▸ SUPPLIED DATA:
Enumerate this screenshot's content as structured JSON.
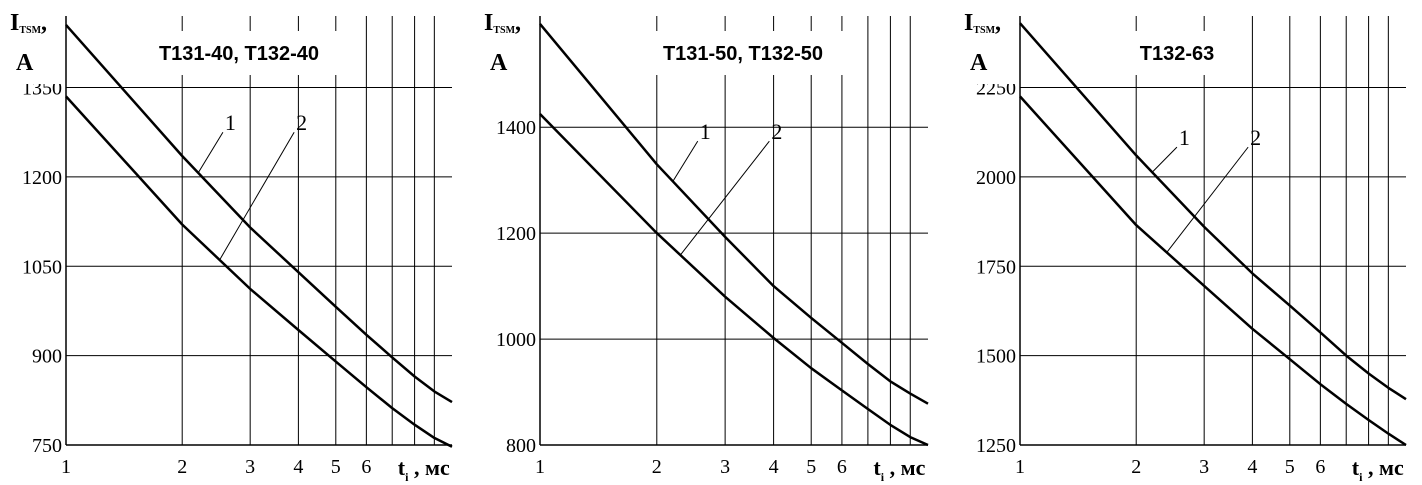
{
  "chart_data": [
    {
      "type": "line",
      "title": "T131-40, T132-40",
      "ylabel": {
        "main": "I",
        "sub": "TSM",
        "suffix": ",",
        "unit": "A"
      },
      "xlabel": {
        "main": "t",
        "sub": "i",
        "suffix": ", мс"
      },
      "x_scale": "log",
      "xlim": [
        1,
        10
      ],
      "ylim": [
        750,
        1470
      ],
      "x_ticks": [
        1,
        2,
        3,
        4,
        5,
        6
      ],
      "x_tick_labels": [
        "1",
        "2",
        "3",
        "4",
        "5",
        "6"
      ],
      "x_gridlines": [
        2,
        3,
        4,
        5,
        6,
        7,
        8,
        9
      ],
      "y_ticks": [
        750,
        900,
        1050,
        1200,
        1350
      ],
      "y_tick_labels": [
        "750",
        "900",
        "1050",
        "1200",
        "1350"
      ],
      "grid": true,
      "series": [
        {
          "name": "1",
          "x": [
            1,
            2,
            3,
            4,
            5,
            6,
            7,
            8,
            9,
            10
          ],
          "y": [
            1455,
            1235,
            1115,
            1040,
            982,
            935,
            897,
            865,
            840,
            822
          ]
        },
        {
          "name": "2",
          "x": [
            1,
            2,
            3,
            4,
            5,
            6,
            7,
            8,
            9,
            10
          ],
          "y": [
            1335,
            1120,
            1012,
            943,
            890,
            847,
            812,
            784,
            762,
            747
          ]
        }
      ],
      "annotations": [
        {
          "text": "1",
          "series": 0,
          "at_x": 2.2,
          "label_x": 2.55,
          "label_y": 1285
        },
        {
          "text": "2",
          "series": 1,
          "at_x": 2.5,
          "label_x": 3.9,
          "label_y": 1285
        }
      ]
    },
    {
      "type": "line",
      "title": "T131-50, T132-50",
      "ylabel": {
        "main": "I",
        "sub": "TSM",
        "suffix": ",",
        "unit": "A"
      },
      "xlabel": {
        "main": "t",
        "sub": "i",
        "suffix": ", мс"
      },
      "x_scale": "log",
      "xlim": [
        1,
        10
      ],
      "ylim": [
        800,
        1610
      ],
      "x_ticks": [
        1,
        2,
        3,
        4,
        5,
        6
      ],
      "x_tick_labels": [
        "1",
        "2",
        "3",
        "4",
        "5",
        "6"
      ],
      "x_gridlines": [
        2,
        3,
        4,
        5,
        6,
        7,
        8,
        9
      ],
      "y_ticks": [
        800,
        1000,
        1200,
        1400
      ],
      "y_tick_labels": [
        "800",
        "1000",
        "1200",
        "1400"
      ],
      "grid": true,
      "series": [
        {
          "name": "1",
          "x": [
            1,
            2,
            3,
            4,
            5,
            6,
            7,
            8,
            9,
            10
          ],
          "y": [
            1595,
            1330,
            1193,
            1100,
            1040,
            993,
            953,
            920,
            897,
            878
          ]
        },
        {
          "name": "2",
          "x": [
            1,
            2,
            3,
            4,
            5,
            6,
            7,
            8,
            9,
            10
          ],
          "y": [
            1425,
            1200,
            1080,
            1002,
            945,
            903,
            868,
            838,
            815,
            800
          ]
        }
      ],
      "annotations": [
        {
          "text": "1",
          "series": 0,
          "at_x": 2.2,
          "label_x": 2.55,
          "label_y": 1385
        },
        {
          "text": "2",
          "series": 1,
          "at_x": 2.3,
          "label_x": 3.9,
          "label_y": 1385
        }
      ]
    },
    {
      "type": "line",
      "title": "T132-63",
      "ylabel": {
        "main": "I",
        "sub": "TSM",
        "suffix": ",",
        "unit": "A"
      },
      "xlabel": {
        "main": "t",
        "sub": "i",
        "suffix": ", мс"
      },
      "x_scale": "log",
      "xlim": [
        1,
        10
      ],
      "ylim": [
        1250,
        2450
      ],
      "x_ticks": [
        1,
        2,
        3,
        4,
        5,
        6
      ],
      "x_tick_labels": [
        "1",
        "2",
        "3",
        "4",
        "5",
        "6"
      ],
      "x_gridlines": [
        2,
        3,
        4,
        5,
        6,
        7,
        8,
        9
      ],
      "y_ticks": [
        1250,
        1500,
        1750,
        2000,
        2250
      ],
      "y_tick_labels": [
        "1250",
        "1500",
        "1750",
        "2000",
        "2250"
      ],
      "grid": true,
      "series": [
        {
          "name": "1",
          "x": [
            1,
            2,
            3,
            4,
            5,
            6,
            7,
            8,
            9,
            10
          ],
          "y": [
            2430,
            2060,
            1860,
            1730,
            1640,
            1565,
            1500,
            1450,
            1410,
            1378
          ]
        },
        {
          "name": "2",
          "x": [
            1,
            2,
            3,
            4,
            5,
            6,
            7,
            8,
            9,
            10
          ],
          "y": [
            2225,
            1865,
            1695,
            1575,
            1490,
            1420,
            1365,
            1320,
            1282,
            1250
          ]
        }
      ],
      "annotations": [
        {
          "text": "1",
          "series": 0,
          "at_x": 2.2,
          "label_x": 2.55,
          "label_y": 2100
        },
        {
          "text": "2",
          "series": 1,
          "at_x": 2.4,
          "label_x": 3.9,
          "label_y": 2100
        }
      ]
    }
  ]
}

▸ GIVEN TASK:
Each entry above is to be written out again unchanged, apart from the pictures, which are left out.

▸ WRITTEN RESPONSE:
Enumerate this screenshot's content as structured JSON.
{
  "chart_data": [
    {
      "type": "line",
      "title": "T131-40, T132-40",
      "ylabel": {
        "main": "I",
        "sub": "TSM",
        "suffix": ",",
        "unit": "A"
      },
      "xlabel": {
        "main": "t",
        "sub": "i",
        "suffix": ", мс"
      },
      "x_scale": "log",
      "xlim": [
        1,
        10
      ],
      "ylim": [
        750,
        1470
      ],
      "x_ticks": [
        1,
        2,
        3,
        4,
        5,
        6
      ],
      "x_tick_labels": [
        "1",
        "2",
        "3",
        "4",
        "5",
        "6"
      ],
      "x_gridlines": [
        2,
        3,
        4,
        5,
        6,
        7,
        8,
        9
      ],
      "y_ticks": [
        750,
        900,
        1050,
        1200,
        1350
      ],
      "y_tick_labels": [
        "750",
        "900",
        "1050",
        "1200",
        "1350"
      ],
      "grid": true,
      "series": [
        {
          "name": "1",
          "x": [
            1,
            2,
            3,
            4,
            5,
            6,
            7,
            8,
            9,
            10
          ],
          "y": [
            1455,
            1235,
            1115,
            1040,
            982,
            935,
            897,
            865,
            840,
            822
          ]
        },
        {
          "name": "2",
          "x": [
            1,
            2,
            3,
            4,
            5,
            6,
            7,
            8,
            9,
            10
          ],
          "y": [
            1335,
            1120,
            1012,
            943,
            890,
            847,
            812,
            784,
            762,
            747
          ]
        }
      ],
      "annotations": [
        {
          "text": "1",
          "series": 0,
          "at_x": 2.2,
          "label_x": 2.55,
          "label_y": 1285
        },
        {
          "text": "2",
          "series": 1,
          "at_x": 2.5,
          "label_x": 3.9,
          "label_y": 1285
        }
      ]
    },
    {
      "type": "line",
      "title": "T131-50, T132-50",
      "ylabel": {
        "main": "I",
        "sub": "TSM",
        "suffix": ",",
        "unit": "A"
      },
      "xlabel": {
        "main": "t",
        "sub": "i",
        "suffix": ", мс"
      },
      "x_scale": "log",
      "xlim": [
        1,
        10
      ],
      "ylim": [
        800,
        1610
      ],
      "x_ticks": [
        1,
        2,
        3,
        4,
        5,
        6
      ],
      "x_tick_labels": [
        "1",
        "2",
        "3",
        "4",
        "5",
        "6"
      ],
      "x_gridlines": [
        2,
        3,
        4,
        5,
        6,
        7,
        8,
        9
      ],
      "y_ticks": [
        800,
        1000,
        1200,
        1400
      ],
      "y_tick_labels": [
        "800",
        "1000",
        "1200",
        "1400"
      ],
      "grid": true,
      "series": [
        {
          "name": "1",
          "x": [
            1,
            2,
            3,
            4,
            5,
            6,
            7,
            8,
            9,
            10
          ],
          "y": [
            1595,
            1330,
            1193,
            1100,
            1040,
            993,
            953,
            920,
            897,
            878
          ]
        },
        {
          "name": "2",
          "x": [
            1,
            2,
            3,
            4,
            5,
            6,
            7,
            8,
            9,
            10
          ],
          "y": [
            1425,
            1200,
            1080,
            1002,
            945,
            903,
            868,
            838,
            815,
            800
          ]
        }
      ],
      "annotations": [
        {
          "text": "1",
          "series": 0,
          "at_x": 2.2,
          "label_x": 2.55,
          "label_y": 1385
        },
        {
          "text": "2",
          "series": 1,
          "at_x": 2.3,
          "label_x": 3.9,
          "label_y": 1385
        }
      ]
    },
    {
      "type": "line",
      "title": "T132-63",
      "ylabel": {
        "main": "I",
        "sub": "TSM",
        "suffix": ",",
        "unit": "A"
      },
      "xlabel": {
        "main": "t",
        "sub": "i",
        "suffix": ", мс"
      },
      "x_scale": "log",
      "xlim": [
        1,
        10
      ],
      "ylim": [
        1250,
        2450
      ],
      "x_ticks": [
        1,
        2,
        3,
        4,
        5,
        6
      ],
      "x_tick_labels": [
        "1",
        "2",
        "3",
        "4",
        "5",
        "6"
      ],
      "x_gridlines": [
        2,
        3,
        4,
        5,
        6,
        7,
        8,
        9
      ],
      "y_ticks": [
        1250,
        1500,
        1750,
        2000,
        2250
      ],
      "y_tick_labels": [
        "1250",
        "1500",
        "1750",
        "2000",
        "2250"
      ],
      "grid": true,
      "series": [
        {
          "name": "1",
          "x": [
            1,
            2,
            3,
            4,
            5,
            6,
            7,
            8,
            9,
            10
          ],
          "y": [
            2430,
            2060,
            1860,
            1730,
            1640,
            1565,
            1500,
            1450,
            1410,
            1378
          ]
        },
        {
          "name": "2",
          "x": [
            1,
            2,
            3,
            4,
            5,
            6,
            7,
            8,
            9,
            10
          ],
          "y": [
            2225,
            1865,
            1695,
            1575,
            1490,
            1420,
            1365,
            1320,
            1282,
            1250
          ]
        }
      ],
      "annotations": [
        {
          "text": "1",
          "series": 0,
          "at_x": 2.2,
          "label_x": 2.55,
          "label_y": 2100
        },
        {
          "text": "2",
          "series": 1,
          "at_x": 2.4,
          "label_x": 3.9,
          "label_y": 2100
        }
      ]
    }
  ]
}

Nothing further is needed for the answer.